### Task instructions
Format the lines from the beginning of the material through the line containing "x-axis-label: Time [s] xyxy=(201,599,257,616)" as a numbered list, including both ends and omitting any blank lines.

# Extracted information start

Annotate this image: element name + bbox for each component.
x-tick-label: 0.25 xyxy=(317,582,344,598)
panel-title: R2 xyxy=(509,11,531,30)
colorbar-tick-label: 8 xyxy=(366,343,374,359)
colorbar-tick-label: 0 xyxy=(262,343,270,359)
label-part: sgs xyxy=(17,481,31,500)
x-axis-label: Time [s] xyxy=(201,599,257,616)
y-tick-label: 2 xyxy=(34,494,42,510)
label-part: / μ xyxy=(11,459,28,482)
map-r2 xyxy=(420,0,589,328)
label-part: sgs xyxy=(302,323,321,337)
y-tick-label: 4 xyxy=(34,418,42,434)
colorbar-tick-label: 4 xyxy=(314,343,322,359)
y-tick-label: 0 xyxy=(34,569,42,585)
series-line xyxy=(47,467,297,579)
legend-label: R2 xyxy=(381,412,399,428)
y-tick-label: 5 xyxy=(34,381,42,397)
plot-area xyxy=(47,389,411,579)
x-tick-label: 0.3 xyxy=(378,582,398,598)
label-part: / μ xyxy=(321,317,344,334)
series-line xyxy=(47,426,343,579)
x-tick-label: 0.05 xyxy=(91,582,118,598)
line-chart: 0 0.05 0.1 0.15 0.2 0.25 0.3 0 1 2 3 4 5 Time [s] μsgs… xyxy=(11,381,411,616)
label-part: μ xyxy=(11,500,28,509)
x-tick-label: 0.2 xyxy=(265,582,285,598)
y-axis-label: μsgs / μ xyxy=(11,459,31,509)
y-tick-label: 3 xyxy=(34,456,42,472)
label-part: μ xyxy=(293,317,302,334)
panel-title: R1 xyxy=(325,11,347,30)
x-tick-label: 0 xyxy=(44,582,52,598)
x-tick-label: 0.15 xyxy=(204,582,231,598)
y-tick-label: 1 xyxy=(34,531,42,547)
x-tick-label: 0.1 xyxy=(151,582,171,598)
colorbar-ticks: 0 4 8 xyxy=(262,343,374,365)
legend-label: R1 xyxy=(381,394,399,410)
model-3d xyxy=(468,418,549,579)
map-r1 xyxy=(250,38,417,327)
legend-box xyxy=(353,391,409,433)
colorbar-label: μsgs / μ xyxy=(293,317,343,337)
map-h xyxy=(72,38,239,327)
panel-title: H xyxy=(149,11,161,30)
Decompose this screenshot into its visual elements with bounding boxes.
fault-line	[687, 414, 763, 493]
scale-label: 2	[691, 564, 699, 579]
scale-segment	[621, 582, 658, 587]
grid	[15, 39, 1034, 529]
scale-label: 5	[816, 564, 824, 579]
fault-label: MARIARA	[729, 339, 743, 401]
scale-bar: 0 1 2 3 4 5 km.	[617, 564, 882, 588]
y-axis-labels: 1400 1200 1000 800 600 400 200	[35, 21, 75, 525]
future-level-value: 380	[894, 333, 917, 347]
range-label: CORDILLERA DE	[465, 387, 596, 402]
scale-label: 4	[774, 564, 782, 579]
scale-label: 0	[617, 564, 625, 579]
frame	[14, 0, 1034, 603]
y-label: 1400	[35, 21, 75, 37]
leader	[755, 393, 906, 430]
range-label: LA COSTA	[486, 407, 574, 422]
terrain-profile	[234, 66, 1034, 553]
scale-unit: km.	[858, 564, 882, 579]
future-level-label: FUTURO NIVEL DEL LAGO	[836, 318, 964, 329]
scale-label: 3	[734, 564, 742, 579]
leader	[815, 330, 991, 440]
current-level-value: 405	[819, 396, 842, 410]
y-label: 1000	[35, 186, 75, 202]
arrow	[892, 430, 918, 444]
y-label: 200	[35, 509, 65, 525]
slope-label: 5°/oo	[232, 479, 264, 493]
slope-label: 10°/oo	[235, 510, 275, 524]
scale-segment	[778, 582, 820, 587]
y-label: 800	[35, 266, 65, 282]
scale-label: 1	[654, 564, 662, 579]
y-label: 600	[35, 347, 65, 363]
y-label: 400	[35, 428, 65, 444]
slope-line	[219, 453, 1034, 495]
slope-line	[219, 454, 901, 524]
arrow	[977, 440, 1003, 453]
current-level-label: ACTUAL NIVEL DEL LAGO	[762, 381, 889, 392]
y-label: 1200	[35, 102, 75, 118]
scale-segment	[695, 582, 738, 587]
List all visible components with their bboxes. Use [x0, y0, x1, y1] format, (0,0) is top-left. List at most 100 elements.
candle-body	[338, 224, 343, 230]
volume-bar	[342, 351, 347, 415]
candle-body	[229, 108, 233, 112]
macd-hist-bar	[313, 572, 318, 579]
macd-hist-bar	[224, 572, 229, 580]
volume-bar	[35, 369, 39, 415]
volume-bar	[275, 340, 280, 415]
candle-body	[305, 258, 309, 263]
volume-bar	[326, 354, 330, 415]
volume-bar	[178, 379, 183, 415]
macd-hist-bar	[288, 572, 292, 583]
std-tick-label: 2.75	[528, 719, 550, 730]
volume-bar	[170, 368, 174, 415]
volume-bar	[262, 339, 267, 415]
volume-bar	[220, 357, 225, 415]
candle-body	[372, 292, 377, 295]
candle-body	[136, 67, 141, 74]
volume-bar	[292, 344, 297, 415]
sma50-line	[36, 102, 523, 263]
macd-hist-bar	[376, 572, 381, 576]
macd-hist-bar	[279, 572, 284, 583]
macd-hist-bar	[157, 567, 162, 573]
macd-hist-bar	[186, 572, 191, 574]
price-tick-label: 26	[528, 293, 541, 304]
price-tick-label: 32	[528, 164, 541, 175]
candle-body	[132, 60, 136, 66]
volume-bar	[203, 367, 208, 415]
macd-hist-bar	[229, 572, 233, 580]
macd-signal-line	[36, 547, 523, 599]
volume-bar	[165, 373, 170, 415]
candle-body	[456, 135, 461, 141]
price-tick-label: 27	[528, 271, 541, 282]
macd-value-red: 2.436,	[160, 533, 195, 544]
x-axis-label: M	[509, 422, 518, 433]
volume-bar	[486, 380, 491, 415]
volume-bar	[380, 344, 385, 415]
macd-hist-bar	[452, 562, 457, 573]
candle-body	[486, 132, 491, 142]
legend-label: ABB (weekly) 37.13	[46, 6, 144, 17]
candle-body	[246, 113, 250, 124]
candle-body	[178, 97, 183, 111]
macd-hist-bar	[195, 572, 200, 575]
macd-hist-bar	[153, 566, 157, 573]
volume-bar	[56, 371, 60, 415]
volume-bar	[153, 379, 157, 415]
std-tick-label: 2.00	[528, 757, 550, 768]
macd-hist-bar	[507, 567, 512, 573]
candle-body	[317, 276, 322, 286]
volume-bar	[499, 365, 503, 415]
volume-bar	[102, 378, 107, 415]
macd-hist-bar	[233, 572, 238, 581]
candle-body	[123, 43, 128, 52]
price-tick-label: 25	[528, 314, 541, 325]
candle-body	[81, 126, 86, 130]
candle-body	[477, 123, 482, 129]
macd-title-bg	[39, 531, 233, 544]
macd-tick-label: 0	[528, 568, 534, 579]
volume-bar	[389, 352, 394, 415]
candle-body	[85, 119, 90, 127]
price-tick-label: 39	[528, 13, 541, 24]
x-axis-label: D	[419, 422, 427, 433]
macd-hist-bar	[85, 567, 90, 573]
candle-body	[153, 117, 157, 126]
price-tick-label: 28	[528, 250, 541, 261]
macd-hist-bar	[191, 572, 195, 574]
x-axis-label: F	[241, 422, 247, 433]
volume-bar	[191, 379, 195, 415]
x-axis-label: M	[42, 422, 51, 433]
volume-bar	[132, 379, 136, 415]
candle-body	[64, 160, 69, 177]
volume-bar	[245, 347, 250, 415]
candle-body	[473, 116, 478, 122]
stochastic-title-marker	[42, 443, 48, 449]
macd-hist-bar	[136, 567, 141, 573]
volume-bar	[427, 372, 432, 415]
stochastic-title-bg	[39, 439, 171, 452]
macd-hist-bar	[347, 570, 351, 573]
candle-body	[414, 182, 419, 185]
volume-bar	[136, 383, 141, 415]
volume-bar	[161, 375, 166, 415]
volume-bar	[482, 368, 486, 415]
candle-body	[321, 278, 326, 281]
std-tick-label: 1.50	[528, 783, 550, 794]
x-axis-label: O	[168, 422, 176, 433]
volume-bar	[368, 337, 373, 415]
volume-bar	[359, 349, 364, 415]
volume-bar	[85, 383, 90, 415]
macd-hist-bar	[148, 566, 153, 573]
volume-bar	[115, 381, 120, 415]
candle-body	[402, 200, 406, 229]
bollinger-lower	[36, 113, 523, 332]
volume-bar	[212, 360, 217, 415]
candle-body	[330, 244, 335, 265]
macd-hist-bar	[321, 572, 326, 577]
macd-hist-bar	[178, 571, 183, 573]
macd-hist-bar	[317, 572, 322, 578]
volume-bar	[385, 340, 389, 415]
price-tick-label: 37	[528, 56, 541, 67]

# Extracted information end

### Exercise output
1. Annotate this image: element name + bbox for each component.
2. x-tick-label: 0.25 xyxy=(317,582,344,598)
3. panel-title: R2 xyxy=(509,11,531,30)
4. colorbar-tick-label: 8 xyxy=(366,343,374,359)
5. colorbar-tick-label: 0 xyxy=(262,343,270,359)
6. label-part: sgs xyxy=(17,481,31,500)
7. x-axis-label: Time [s] xyxy=(201,599,257,616)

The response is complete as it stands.